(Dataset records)
[BEGIN]

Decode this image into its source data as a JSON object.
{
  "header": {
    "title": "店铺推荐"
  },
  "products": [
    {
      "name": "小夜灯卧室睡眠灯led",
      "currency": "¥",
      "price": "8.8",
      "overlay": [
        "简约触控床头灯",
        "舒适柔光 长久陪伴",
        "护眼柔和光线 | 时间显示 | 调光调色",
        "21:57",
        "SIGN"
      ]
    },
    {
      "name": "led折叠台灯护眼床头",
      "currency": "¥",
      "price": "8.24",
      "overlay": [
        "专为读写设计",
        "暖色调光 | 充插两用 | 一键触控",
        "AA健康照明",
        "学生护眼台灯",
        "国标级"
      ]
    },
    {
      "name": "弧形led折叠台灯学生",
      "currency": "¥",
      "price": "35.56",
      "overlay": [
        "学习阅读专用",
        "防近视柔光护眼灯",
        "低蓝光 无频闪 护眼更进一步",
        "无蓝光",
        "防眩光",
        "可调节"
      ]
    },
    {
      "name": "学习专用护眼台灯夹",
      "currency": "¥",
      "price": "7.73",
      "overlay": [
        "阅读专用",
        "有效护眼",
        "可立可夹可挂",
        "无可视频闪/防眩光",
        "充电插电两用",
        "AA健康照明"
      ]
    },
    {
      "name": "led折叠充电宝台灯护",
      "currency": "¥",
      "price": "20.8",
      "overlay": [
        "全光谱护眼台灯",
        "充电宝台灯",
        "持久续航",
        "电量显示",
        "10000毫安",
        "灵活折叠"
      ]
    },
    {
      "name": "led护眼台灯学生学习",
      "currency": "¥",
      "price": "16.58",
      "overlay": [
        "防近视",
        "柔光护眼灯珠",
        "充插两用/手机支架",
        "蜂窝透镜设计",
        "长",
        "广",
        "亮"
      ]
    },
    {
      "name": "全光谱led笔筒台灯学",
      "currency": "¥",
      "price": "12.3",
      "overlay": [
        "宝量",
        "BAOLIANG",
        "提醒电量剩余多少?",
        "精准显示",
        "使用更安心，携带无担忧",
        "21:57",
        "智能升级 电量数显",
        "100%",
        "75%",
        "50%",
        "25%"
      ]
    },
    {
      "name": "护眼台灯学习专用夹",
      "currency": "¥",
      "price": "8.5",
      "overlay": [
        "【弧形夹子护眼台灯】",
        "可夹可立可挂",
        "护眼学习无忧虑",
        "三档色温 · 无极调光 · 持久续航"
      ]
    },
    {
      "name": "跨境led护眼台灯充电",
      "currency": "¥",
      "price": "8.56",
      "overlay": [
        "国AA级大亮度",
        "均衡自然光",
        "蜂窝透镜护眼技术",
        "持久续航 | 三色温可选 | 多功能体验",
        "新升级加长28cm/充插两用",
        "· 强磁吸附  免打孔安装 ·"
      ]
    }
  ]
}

[END]

## Exercise requirements
From the records above, please extract every line and repeat it exactly.

## Solution for this task
Decode this image into its source data as a JSON object.
{
  "header": {
    "title": "店铺推荐"
  },
  "products": [
    {
      "name": "小夜灯卧室睡眠灯led",
      "currency": "¥",
      "price": "8.8",
      "overlay": [
        "简约触控床头灯",
        "舒适柔光 长久陪伴",
        "护眼柔和光线 | 时间显示 | 调光调色",
        "21:57",
        "SIGN"
      ]
    },
    {
      "name": "led折叠台灯护眼床头",
      "currency": "¥",
      "price": "8.24",
      "overlay": [
        "专为读写设计",
        "暖色调光 | 充插两用 | 一键触控",
        "AA健康照明",
        "学生护眼台灯",
        "国标级"
      ]
    },
    {
      "name": "弧形led折叠台灯学生",
      "currency": "¥",
      "price": "35.56",
      "overlay": [
        "学习阅读专用",
        "防近视柔光护眼灯",
        "低蓝光 无频闪 护眼更进一步",
        "无蓝光",
        "防眩光",
        "可调节"
      ]
    },
    {
      "name": "学习专用护眼台灯夹",
      "currency": "¥",
      "price": "7.73",
      "overlay": [
        "阅读专用",
        "有效护眼",
        "可立可夹可挂",
        "无可视频闪/防眩光",
        "充电插电两用",
        "AA健康照明"
      ]
    },
    {
      "name": "led折叠充电宝台灯护",
      "currency": "¥",
      "price": "20.8",
      "overlay": [
        "全光谱护眼台灯",
        "充电宝台灯",
        "持久续航",
        "电量显示",
        "10000毫安",
        "灵活折叠"
      ]
    },
    {
      "name": "led护眼台灯学生学习",
      "currency": "¥",
      "price": "16.58",
      "overlay": [
        "防近视",
        "柔光护眼灯珠",
        "充插两用/手机支架",
        "蜂窝透镜设计",
        "长",
        "广",
        "亮"
      ]
    },
    {
      "name": "全光谱led笔筒台灯学",
      "currency": "¥",
      "price": "12.3",
      "overlay": [
        "宝量",
        "BAOLIANG",
        "提醒电量剩余多少?",
        "精准显示",
        "使用更安心，携带无担忧",
        "21:57",
        "智能升级 电量数显",
        "100%",
        "75%",
        "50%",
        "25%"
      ]
    },
    {
      "name": "护眼台灯学习专用夹",
      "currency": "¥",
      "price": "8.5",
      "overlay": [
        "【弧形夹子护眼台灯】",
        "可夹可立可挂",
        "护眼学习无忧虑",
        "三档色温 · 无极调光 · 持久续航"
      ]
    },
    {
      "name": "跨境led护眼台灯充电",
      "currency": "¥",
      "price": "8.56",
      "overlay": [
        "国AA级大亮度",
        "均衡自然光",
        "蜂窝透镜护眼技术",
        "持久续航 | 三色温可选 | 多功能体验",
        "新升级加长28cm/充插两用",
        "· 强磁吸附  免打孔安装 ·"
      ]
    }
  ]
}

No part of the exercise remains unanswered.